***** Dataset rows

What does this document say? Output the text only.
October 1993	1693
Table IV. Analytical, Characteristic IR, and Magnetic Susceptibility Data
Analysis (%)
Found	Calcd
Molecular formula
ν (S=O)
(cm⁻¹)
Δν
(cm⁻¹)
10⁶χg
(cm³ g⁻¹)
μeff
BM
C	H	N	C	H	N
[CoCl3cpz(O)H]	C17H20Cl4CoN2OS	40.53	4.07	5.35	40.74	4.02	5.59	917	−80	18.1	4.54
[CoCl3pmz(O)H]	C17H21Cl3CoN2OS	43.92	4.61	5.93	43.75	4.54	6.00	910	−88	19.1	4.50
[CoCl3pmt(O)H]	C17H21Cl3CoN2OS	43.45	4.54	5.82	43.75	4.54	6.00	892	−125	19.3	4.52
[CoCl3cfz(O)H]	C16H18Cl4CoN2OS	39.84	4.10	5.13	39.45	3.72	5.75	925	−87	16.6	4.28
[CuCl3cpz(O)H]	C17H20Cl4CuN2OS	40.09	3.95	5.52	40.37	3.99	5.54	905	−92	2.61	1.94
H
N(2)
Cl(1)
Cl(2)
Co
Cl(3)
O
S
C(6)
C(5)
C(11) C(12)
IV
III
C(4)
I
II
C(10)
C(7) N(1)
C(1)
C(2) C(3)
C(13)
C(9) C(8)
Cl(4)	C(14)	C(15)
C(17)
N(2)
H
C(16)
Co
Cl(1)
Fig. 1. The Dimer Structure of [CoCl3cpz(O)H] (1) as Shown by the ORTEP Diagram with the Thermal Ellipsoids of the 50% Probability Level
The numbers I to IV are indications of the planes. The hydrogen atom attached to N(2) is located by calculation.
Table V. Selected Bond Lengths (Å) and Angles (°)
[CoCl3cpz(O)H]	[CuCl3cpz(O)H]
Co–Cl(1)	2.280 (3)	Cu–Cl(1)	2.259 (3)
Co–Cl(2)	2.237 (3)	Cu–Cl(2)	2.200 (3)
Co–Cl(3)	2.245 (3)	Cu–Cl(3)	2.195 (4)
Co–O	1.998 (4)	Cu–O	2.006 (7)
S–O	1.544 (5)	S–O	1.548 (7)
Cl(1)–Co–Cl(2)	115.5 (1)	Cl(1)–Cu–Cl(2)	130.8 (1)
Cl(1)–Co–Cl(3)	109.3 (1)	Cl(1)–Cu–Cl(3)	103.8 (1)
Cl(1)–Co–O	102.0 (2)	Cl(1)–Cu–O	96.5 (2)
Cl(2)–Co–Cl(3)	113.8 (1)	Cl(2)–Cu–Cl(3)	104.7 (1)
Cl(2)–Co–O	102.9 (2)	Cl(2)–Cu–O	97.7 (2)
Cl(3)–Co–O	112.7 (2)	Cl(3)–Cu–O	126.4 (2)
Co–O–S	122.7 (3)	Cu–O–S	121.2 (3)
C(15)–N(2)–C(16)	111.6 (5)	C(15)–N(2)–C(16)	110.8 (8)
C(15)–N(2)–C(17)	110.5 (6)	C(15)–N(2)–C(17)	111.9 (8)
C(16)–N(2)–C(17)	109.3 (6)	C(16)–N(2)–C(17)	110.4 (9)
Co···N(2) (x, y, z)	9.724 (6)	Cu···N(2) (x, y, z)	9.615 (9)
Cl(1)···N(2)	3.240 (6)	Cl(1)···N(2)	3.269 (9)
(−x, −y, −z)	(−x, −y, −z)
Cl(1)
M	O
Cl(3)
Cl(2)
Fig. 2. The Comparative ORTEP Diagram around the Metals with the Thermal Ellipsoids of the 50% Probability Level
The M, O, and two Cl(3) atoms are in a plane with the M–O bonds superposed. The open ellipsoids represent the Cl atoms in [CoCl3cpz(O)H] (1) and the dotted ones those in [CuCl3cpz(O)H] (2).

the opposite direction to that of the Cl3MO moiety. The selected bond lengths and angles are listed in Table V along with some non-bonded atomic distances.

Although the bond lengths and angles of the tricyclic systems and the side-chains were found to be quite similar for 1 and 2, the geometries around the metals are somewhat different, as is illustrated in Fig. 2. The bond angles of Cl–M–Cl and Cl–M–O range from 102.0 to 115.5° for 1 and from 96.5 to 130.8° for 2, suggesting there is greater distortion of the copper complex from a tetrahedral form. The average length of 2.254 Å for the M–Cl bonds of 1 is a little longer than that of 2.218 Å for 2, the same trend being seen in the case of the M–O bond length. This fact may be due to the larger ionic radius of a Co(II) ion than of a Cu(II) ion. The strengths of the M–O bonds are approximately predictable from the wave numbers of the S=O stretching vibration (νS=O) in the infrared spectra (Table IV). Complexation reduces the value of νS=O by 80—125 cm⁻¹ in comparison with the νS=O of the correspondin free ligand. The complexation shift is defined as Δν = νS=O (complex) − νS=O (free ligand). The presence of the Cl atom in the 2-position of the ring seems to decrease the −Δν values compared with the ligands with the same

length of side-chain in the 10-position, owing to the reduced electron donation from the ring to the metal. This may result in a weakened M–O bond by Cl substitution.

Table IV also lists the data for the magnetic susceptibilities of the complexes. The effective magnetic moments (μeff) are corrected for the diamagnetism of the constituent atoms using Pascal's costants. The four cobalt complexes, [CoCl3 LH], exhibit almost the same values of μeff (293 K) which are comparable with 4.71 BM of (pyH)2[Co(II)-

**********

Print the records above exactly as they appear.

Expected answer >>
What does this document say? Output the text only.
October 1993	1693
Table IV. Analytical, Characteristic IR, and Magnetic Susceptibility Data
Analysis (%)
Found	Calcd
Molecular formula
ν (S=O)
(cm⁻¹)
Δν
(cm⁻¹)
10⁶χg
(cm³ g⁻¹)
μeff
BM
C	H	N	C	H	N
[CoCl3cpz(O)H]	C17H20Cl4CoN2OS	40.53	4.07	5.35	40.74	4.02	5.59	917	−80	18.1	4.54
[CoCl3pmz(O)H]	C17H21Cl3CoN2OS	43.92	4.61	5.93	43.75	4.54	6.00	910	−88	19.1	4.50
[CoCl3pmt(O)H]	C17H21Cl3CoN2OS	43.45	4.54	5.82	43.75	4.54	6.00	892	−125	19.3	4.52
[CoCl3cfz(O)H]	C16H18Cl4CoN2OS	39.84	4.10	5.13	39.45	3.72	5.75	925	−87	16.6	4.28
[CuCl3cpz(O)H]	C17H20Cl4CuN2OS	40.09	3.95	5.52	40.37	3.99	5.54	905	−92	2.61	1.94
H
N(2)
Cl(1)
Cl(2)
Co
Cl(3)
O
S
C(6)
C(5)
C(11) C(12)
IV
III
C(4)
I
II
C(10)
C(7) N(1)
C(1)
C(2) C(3)
C(13)
C(9) C(8)
Cl(4)	C(14)	C(15)
C(17)
N(2)
H
C(16)
Co
Cl(1)
Fig. 1. The Dimer Structure of [CoCl3cpz(O)H] (1) as Shown by the ORTEP Diagram with the Thermal Ellipsoids of the 50% Probability Level
The numbers I to IV are indications of the planes. The hydrogen atom attached to N(2) is located by calculation.
Table V. Selected Bond Lengths (Å) and Angles (°)
[CoCl3cpz(O)H]	[CuCl3cpz(O)H]
Co–Cl(1)	2.280 (3)	Cu–Cl(1)	2.259 (3)
Co–Cl(2)	2.237 (3)	Cu–Cl(2)	2.200 (3)
Co–Cl(3)	2.245 (3)	Cu–Cl(3)	2.195 (4)
Co–O	1.998 (4)	Cu–O	2.006 (7)
S–O	1.544 (5)	S–O	1.548 (7)
Cl(1)–Co–Cl(2)	115.5 (1)	Cl(1)–Cu–Cl(2)	130.8 (1)
Cl(1)–Co–Cl(3)	109.3 (1)	Cl(1)–Cu–Cl(3)	103.8 (1)
Cl(1)–Co–O	102.0 (2)	Cl(1)–Cu–O	96.5 (2)
Cl(2)–Co–Cl(3)	113.8 (1)	Cl(2)–Cu–Cl(3)	104.7 (1)
Cl(2)–Co–O	102.9 (2)	Cl(2)–Cu–O	97.7 (2)
Cl(3)–Co–O	112.7 (2)	Cl(3)–Cu–O	126.4 (2)
Co–O–S	122.7 (3)	Cu–O–S	121.2 (3)
C(15)–N(2)–C(16)	111.6 (5)	C(15)–N(2)–C(16)	110.8 (8)
C(15)–N(2)–C(17)	110.5 (6)	C(15)–N(2)–C(17)	111.9 (8)
C(16)–N(2)–C(17)	109.3 (6)	C(16)–N(2)–C(17)	110.4 (9)
Co···N(2) (x, y, z)	9.724 (6)	Cu···N(2) (x, y, z)	9.615 (9)
Cl(1)···N(2)	3.240 (6)	Cl(1)···N(2)	3.269 (9)
(−x, −y, −z)	(−x, −y, −z)
Cl(1)
M	O
Cl(3)
Cl(2)
Fig. 2. The Comparative ORTEP Diagram around the Metals with the Thermal Ellipsoids of the 50% Probability Level
The M, O, and two Cl(3) atoms are in a plane with the M–O bonds superposed. The open ellipsoids represent the Cl atoms in [CoCl3cpz(O)H] (1) and the dotted ones those in [CuCl3cpz(O)H] (2).

the opposite direction to that of the Cl3MO moiety. The selected bond lengths and angles are listed in Table V along with some non-bonded atomic distances.

Although the bond lengths and angles of the tricyclic systems and the side-chains were found to be quite similar for 1 and 2, the geometries around the metals are somewhat different, as is illustrated in Fig. 2. The bond angles of Cl–M–Cl and Cl–M–O range from 102.0 to 115.5° for 1 and from 96.5 to 130.8° for 2, suggesting there is greater distortion of the copper complex from a tetrahedral form. The average length of 2.254 Å for the M–Cl bonds of 1 is a little longer than that of 2.218 Å for 2, the same trend being seen in the case of the M–O bond length. This fact may be due to the larger ionic radius of a Co(II) ion than of a Cu(II) ion. The strengths of the M–O bonds are approximately predictable from the wave numbers of the S=O stretching vibration (νS=O) in the infrared spectra (Table IV). Complexation reduces the value of νS=O by 80—125 cm⁻¹ in comparison with the νS=O of the correspondin free ligand. The complexation shift is defined as Δν = νS=O (complex) − νS=O (free ligand). The presence of the Cl atom in the 2-position of the ring seems to decrease the −Δν values compared with the ligands with the same

length of side-chain in the 10-position, owing to the reduced electron donation from the ring to the metal. This may result in a weakened M–O bond by Cl substitution.

Table IV also lists the data for the magnetic susceptibilities of the complexes. The effective magnetic moments (μeff) are corrected for the diamagnetism of the constituent atoms using Pascal's costants. The four cobalt complexes, [CoCl3 LH], exhibit almost the same values of μeff (293 K) which are comparable with 4.71 BM of (pyH)2[Co(II)-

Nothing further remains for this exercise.